* Data supplied
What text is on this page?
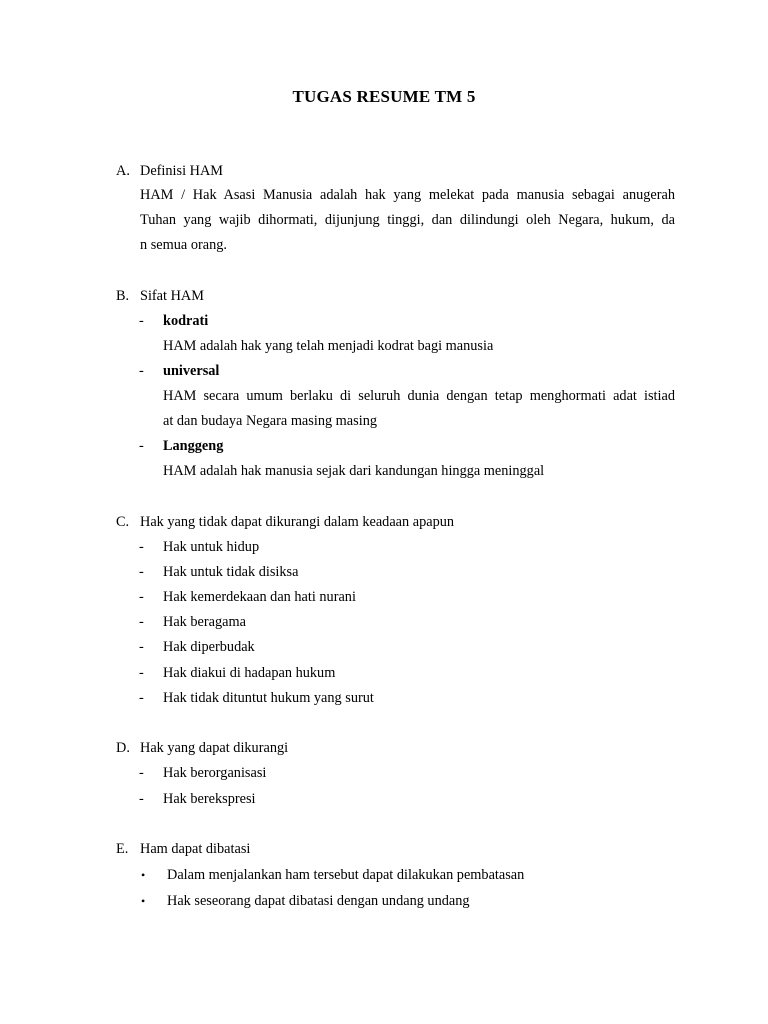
TUGAS RESUME TM 5
A. Definisi HAM
HAM / Hak Asasi Manusia adalah hak yang melekat pada manusia sebagai anugerah
Tuhan yang wajib dihormati, dijunjung tinggi, dan dilindungi oleh Negara, hukum, da
n semua orang.
B. Sifat HAM
- kodrati
HAM adalah hak yang telah menjadi kodrat bagi manusia
- universal
HAM secara umum berlaku di seluruh dunia dengan tetap menghormati adat istiad
at dan budaya Negara masing masing
- Langgeng
HAM adalah hak manusia sejak dari kandungan hingga meninggal
C. Hak yang tidak dapat dikurangi dalam keadaan apapun
- Hak untuk hidup
- Hak untuk tidak disiksa
- Hak kemerdekaan dan hati nurani
- Hak beragama
- Hak diperbudak
- Hak diakui di hadapan hukum
- Hak tidak dituntut hukum yang surut
D. Hak yang dapat dikurangi
- Hak berorganisasi
- Hak berekspresi
E. Ham dapat dibatasi
• Dalam menjalankan ham tersebut dapat dilakukan pembatasan
• Hak seseorang dapat dibatasi dengan undang undang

* Instruction
Go through the listing above and pull out each line containing the word "dibatasi".

* The output
E. Ham dapat dibatasi
• Hak seseorang dapat dibatasi dengan undang undang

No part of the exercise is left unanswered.